TASK DIRECTIONS:
The listing below should be printed exactly, every line of it. Skip the pictures.

[Records from a data collection]
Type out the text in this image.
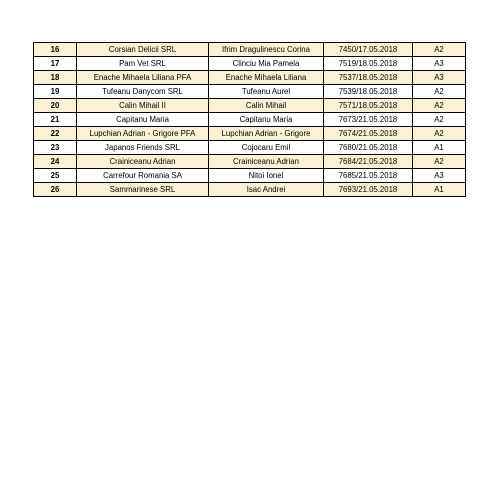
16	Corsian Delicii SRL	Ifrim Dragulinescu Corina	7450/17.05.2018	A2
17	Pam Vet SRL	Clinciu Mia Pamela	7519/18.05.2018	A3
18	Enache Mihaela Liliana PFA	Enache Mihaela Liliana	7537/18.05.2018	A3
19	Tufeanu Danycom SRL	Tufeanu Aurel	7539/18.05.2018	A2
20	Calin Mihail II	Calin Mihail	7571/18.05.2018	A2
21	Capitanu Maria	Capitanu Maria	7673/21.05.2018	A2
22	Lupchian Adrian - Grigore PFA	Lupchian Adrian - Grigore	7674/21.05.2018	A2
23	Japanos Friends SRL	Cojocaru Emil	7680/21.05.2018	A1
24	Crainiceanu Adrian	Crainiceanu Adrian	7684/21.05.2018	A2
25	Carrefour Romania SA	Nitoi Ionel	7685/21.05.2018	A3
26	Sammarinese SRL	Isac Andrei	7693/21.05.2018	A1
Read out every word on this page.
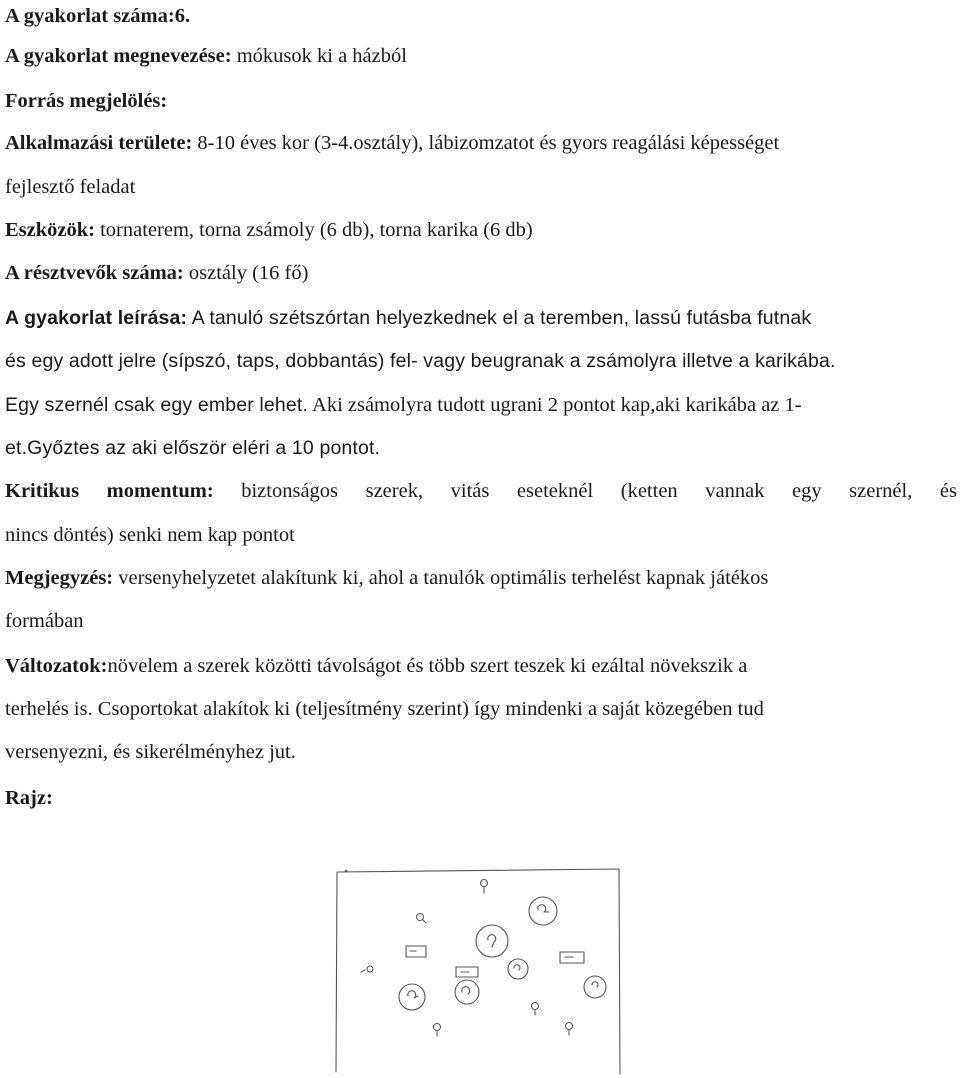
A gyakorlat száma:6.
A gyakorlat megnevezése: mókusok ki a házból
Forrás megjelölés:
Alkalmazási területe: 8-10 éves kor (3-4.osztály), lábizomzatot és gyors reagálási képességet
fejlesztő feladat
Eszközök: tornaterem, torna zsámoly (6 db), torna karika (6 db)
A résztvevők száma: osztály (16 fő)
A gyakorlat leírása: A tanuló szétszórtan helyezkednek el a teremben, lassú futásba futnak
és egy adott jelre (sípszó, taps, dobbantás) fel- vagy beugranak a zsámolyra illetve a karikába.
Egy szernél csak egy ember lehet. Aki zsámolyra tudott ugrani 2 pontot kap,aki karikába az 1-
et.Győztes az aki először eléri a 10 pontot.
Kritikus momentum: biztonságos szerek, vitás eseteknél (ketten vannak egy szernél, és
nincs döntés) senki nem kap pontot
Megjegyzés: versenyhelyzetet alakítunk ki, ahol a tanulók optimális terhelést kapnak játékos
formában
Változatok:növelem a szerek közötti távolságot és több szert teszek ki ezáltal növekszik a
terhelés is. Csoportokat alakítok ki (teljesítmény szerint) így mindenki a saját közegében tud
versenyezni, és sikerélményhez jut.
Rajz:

THE ANSWER:
Type out the text in this image.
16	Corsian Delicii SRL	Ifrim Dragulinescu Corina	7450/17.05.2018	A2
17	Pam Vet SRL	Clinciu Mia Pamela	7519/18.05.2018	A3
18	Enache Mihaela Liliana PFA	Enache Mihaela Liliana	7537/18.05.2018	A3
19	Tufeanu Danycom SRL	Tufeanu Aurel	7539/18.05.2018	A2
20	Calin Mihail II	Calin Mihail	7571/18.05.2018	A2
21	Capitanu Maria	Capitanu Maria	7673/21.05.2018	A2
22	Lupchian Adrian - Grigore PFA	Lupchian Adrian - Grigore	7674/21.05.2018	A2
23	Japanos Friends SRL	Cojocaru Emil	7680/21.05.2018	A1
24	Crainiceanu Adrian	Crainiceanu Adrian	7684/21.05.2018	A2
25	Carrefour Romania SA	Nitoi Ionel	7685/21.05.2018	A3
26	Sammarinese SRL	Isac Andrei	7693/21.05.2018	A1
Read out every word on this page.
A gyakorlat száma:6.
A gyakorlat megnevezése: mókusok ki a házból
Forrás megjelölés:
Alkalmazási területe: 8-10 éves kor (3-4.osztály), lábizomzatot és gyors reagálási képességet
fejlesztő feladat
Eszközök: tornaterem, torna zsámoly (6 db), torna karika (6 db)
A résztvevők száma: osztály (16 fő)
A gyakorlat leírása: A tanuló szétszórtan helyezkednek el a teremben, lassú futásba futnak
és egy adott jelre (sípszó, taps, dobbantás) fel- vagy beugranak a zsámolyra illetve a karikába.
Egy szernél csak egy ember lehet. Aki zsámolyra tudott ugrani 2 pontot kap,aki karikába az 1-
et.Győztes az aki először eléri a 10 pontot.
Kritikus momentum: biztonságos szerek, vitás eseteknél (ketten vannak egy szernél, és
nincs döntés) senki nem kap pontot
Megjegyzés: versenyhelyzetet alakítunk ki, ahol a tanulók optimális terhelést kapnak játékos
formában
Változatok:növelem a szerek közötti távolságot és több szert teszek ki ezáltal növekszik a
terhelés is. Csoportokat alakítok ki (teljesítmény szerint) így mindenki a saját közegében tud
versenyezni, és sikerélményhez jut.
Rajz:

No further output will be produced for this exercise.